Task description = Extract every line that includes the string "symbol".

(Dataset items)
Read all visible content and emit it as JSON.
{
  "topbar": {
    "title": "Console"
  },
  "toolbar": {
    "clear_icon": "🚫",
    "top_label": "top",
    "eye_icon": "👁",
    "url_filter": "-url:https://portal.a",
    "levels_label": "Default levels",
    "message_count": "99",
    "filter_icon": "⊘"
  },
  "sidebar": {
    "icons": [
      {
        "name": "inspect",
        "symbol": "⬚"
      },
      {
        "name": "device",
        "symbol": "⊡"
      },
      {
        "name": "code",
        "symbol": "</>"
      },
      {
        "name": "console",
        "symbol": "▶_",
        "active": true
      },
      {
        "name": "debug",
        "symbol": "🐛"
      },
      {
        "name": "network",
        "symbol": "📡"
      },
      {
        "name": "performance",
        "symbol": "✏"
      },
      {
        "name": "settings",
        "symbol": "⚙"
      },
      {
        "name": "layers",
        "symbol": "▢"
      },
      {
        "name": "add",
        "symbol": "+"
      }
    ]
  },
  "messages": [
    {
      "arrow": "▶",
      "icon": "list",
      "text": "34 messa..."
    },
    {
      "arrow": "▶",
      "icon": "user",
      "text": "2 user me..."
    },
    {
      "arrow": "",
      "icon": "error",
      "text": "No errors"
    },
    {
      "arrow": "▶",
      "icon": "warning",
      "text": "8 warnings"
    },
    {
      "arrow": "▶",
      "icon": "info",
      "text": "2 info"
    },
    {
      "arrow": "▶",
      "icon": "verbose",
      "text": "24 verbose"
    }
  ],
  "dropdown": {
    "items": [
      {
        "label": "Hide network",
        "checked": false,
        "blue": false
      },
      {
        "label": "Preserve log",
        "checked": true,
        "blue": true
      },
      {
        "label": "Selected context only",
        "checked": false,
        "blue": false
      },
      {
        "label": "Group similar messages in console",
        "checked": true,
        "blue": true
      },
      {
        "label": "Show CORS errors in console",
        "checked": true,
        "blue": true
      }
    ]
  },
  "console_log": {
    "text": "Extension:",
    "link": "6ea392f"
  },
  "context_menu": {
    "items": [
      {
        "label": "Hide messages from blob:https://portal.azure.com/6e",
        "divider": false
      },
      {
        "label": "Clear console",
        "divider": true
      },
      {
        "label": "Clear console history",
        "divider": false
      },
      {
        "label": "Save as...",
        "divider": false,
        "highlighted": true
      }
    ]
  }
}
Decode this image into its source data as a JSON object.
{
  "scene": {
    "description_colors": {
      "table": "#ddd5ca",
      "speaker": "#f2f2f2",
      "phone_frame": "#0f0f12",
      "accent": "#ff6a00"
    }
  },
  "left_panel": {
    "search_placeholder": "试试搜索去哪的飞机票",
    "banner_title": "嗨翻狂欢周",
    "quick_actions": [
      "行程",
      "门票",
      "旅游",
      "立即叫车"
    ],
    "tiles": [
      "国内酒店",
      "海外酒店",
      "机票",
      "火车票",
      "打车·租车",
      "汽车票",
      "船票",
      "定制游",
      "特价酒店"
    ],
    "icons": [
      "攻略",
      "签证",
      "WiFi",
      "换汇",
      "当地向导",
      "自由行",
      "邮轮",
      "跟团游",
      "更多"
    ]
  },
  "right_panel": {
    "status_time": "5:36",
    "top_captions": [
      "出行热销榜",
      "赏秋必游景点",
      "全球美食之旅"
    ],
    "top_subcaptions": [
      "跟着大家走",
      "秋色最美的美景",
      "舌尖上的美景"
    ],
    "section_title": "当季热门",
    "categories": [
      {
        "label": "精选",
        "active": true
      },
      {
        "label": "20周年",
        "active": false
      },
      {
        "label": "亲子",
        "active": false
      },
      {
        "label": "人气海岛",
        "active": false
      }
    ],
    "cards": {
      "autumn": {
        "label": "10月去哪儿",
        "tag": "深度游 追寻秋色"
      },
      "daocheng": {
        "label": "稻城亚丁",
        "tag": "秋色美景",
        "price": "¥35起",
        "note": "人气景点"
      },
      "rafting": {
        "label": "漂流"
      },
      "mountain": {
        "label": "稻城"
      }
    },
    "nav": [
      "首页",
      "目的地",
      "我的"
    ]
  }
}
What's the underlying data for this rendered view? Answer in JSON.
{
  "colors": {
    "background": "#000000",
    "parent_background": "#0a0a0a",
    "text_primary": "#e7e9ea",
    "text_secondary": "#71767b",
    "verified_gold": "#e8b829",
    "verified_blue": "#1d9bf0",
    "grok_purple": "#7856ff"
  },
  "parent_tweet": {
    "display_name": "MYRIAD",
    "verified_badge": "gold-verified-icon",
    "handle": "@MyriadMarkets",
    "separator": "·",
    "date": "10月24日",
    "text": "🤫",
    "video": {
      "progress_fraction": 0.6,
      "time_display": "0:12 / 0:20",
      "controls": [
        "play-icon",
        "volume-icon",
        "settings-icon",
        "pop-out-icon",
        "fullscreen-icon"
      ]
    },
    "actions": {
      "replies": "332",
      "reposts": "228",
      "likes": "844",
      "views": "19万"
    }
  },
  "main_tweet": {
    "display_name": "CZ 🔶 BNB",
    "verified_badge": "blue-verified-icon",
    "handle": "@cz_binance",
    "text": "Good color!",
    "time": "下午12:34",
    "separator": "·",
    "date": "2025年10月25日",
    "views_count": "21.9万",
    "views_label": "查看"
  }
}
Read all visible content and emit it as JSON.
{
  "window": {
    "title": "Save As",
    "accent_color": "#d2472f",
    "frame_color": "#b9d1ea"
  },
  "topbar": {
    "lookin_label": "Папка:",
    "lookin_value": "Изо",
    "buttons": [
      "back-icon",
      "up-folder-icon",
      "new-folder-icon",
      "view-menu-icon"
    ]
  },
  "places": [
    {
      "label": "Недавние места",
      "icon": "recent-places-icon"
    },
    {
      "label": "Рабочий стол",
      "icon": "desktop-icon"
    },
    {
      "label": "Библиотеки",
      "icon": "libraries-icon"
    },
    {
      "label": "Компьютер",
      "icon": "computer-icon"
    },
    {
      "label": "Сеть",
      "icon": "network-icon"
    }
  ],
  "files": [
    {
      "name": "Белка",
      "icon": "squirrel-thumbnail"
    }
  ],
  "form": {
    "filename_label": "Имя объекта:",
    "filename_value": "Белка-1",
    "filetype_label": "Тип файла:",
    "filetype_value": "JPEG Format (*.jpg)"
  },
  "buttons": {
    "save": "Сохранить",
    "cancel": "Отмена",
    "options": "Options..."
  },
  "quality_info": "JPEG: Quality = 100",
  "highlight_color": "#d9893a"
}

Full output =
        "symbol": "⬚"
        "symbol": "⊡"
        "symbol": "</>"
        "symbol": "▶_",
        "symbol": "🐛"
        "symbol": "📡"
        "symbol": "✏"
        "symbol": "⚙"
        "symbol": "▢"
        "symbol": "+"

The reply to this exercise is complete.